» **What the task requires**
Below are the records. Gather each line that holds "other".

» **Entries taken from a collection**
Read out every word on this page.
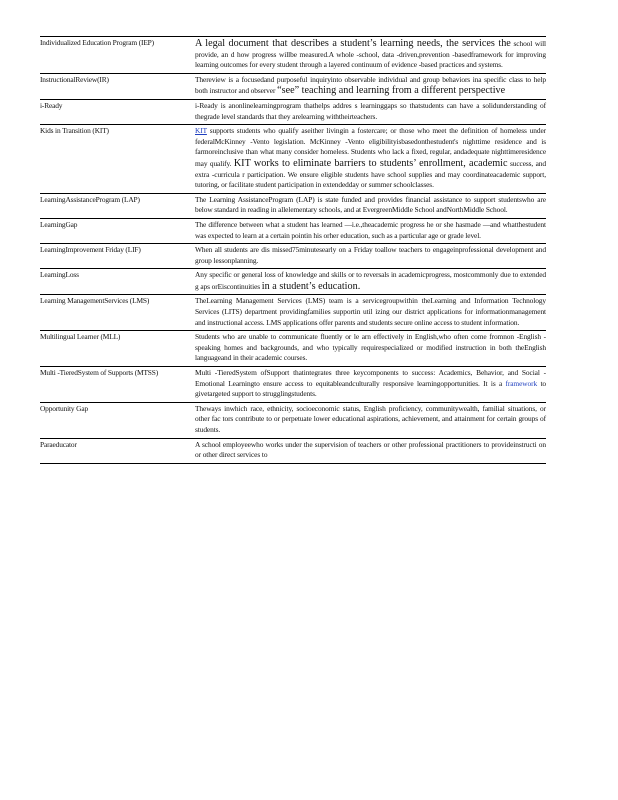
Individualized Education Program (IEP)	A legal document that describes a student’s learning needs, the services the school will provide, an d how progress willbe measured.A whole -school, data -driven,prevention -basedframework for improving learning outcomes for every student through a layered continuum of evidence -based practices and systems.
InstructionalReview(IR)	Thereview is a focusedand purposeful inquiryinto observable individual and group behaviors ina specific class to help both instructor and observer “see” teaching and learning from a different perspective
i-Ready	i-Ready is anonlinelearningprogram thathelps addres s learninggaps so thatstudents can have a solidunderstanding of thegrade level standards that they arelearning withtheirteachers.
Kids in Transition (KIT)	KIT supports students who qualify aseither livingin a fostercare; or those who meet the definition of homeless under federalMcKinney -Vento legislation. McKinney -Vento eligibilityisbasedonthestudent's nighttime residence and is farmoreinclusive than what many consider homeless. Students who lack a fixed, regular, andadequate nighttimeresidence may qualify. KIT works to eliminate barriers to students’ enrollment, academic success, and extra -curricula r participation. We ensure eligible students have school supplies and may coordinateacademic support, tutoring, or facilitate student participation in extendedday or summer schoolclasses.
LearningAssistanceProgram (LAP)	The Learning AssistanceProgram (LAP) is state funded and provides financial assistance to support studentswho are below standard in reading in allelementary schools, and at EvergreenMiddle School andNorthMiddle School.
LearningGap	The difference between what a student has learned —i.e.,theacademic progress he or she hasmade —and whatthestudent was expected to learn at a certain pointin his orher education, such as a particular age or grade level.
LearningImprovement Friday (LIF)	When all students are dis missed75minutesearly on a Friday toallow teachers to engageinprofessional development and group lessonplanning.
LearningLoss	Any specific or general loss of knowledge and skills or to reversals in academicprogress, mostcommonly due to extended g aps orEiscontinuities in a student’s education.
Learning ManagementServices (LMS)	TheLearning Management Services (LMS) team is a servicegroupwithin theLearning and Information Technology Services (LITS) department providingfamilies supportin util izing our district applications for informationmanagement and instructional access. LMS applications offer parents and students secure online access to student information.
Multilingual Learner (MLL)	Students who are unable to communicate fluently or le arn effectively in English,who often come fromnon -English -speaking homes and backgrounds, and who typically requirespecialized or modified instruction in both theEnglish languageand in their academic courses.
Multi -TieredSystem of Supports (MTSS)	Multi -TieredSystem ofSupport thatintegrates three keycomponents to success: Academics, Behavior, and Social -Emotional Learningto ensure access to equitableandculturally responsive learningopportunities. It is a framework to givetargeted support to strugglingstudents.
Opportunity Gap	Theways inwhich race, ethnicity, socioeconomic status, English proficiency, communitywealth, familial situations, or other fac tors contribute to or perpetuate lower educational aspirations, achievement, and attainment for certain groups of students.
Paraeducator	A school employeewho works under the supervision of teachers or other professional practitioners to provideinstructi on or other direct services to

...

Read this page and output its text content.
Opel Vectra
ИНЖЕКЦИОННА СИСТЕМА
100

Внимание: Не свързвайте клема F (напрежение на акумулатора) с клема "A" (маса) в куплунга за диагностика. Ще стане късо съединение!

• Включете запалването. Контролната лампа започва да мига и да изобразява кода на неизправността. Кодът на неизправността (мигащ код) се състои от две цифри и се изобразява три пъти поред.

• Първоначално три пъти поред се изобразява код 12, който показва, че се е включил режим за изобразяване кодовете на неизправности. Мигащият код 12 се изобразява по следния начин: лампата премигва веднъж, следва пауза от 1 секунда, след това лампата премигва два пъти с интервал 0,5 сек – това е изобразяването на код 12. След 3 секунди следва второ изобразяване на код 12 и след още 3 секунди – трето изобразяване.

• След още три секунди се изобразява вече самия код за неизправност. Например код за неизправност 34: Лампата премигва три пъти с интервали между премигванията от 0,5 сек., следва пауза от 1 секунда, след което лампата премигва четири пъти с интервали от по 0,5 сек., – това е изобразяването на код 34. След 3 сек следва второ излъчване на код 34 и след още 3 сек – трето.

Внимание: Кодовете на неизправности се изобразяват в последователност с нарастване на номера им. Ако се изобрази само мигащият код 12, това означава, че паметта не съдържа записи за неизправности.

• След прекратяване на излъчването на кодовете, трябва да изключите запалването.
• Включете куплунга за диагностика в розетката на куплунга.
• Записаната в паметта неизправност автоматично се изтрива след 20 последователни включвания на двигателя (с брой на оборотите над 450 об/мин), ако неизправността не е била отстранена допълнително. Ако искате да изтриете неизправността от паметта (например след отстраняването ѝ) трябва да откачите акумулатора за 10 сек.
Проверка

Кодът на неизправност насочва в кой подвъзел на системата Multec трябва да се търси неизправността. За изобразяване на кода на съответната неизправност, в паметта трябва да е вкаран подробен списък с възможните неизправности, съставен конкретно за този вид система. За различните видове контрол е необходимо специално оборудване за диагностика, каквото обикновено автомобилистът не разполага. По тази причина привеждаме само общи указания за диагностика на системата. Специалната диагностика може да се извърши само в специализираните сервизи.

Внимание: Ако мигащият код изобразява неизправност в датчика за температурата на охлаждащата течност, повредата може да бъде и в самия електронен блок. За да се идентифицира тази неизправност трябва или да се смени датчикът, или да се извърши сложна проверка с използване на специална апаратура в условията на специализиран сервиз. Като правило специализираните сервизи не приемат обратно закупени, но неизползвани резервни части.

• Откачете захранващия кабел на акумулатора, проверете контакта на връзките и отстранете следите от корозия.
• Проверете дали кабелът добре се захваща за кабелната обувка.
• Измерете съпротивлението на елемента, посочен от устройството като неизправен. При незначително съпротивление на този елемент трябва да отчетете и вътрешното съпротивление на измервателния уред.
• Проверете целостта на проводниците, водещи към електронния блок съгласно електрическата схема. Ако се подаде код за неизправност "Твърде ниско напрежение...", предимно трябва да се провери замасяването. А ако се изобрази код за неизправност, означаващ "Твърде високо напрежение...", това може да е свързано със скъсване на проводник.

...

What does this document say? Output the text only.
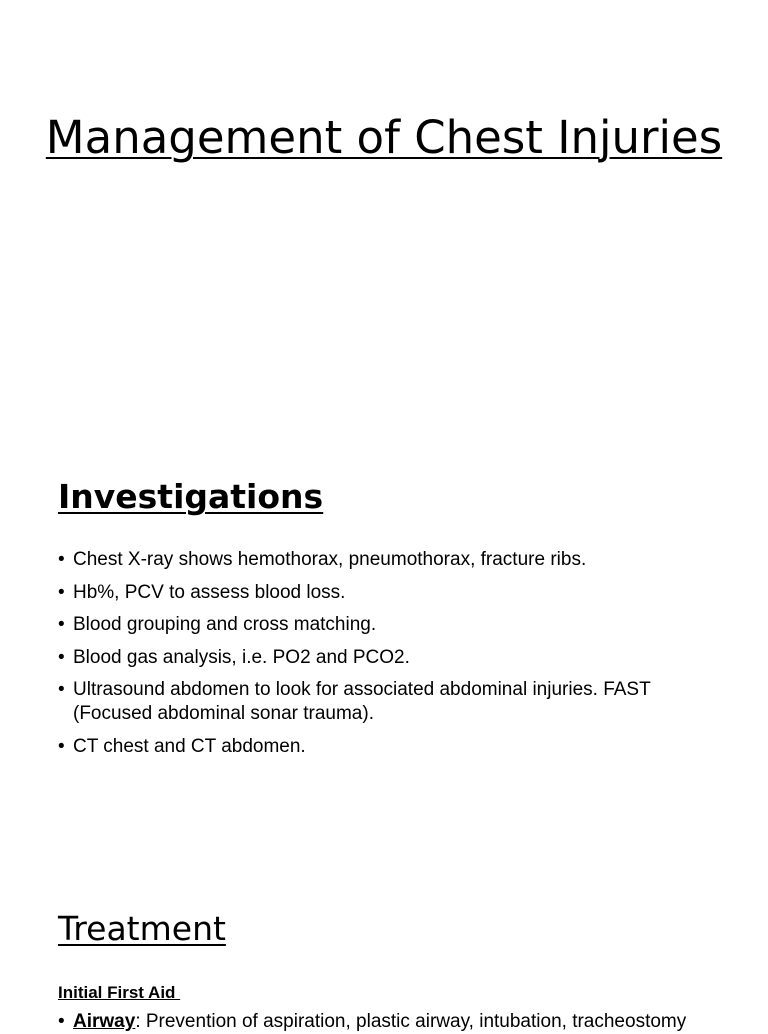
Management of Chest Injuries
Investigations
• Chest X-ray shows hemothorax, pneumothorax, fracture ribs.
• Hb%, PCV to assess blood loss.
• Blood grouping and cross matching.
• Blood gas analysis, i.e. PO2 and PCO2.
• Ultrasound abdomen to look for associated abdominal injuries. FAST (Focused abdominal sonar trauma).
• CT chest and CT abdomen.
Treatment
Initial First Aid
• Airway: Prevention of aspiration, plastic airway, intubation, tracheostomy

» **Written answer**
Opportunity Gap	Theways inwhich race, ethnicity, socioeconomic status, English proficiency, communitywealth, familial situations, or other fac tors contribute to or perpetuate lower educational aspirations, achievement, and attainment for certain groups of students.
Paraeducator	A school employeewho works under the supervision of teachers or other professional practitioners to provideinstructi on or other direct services to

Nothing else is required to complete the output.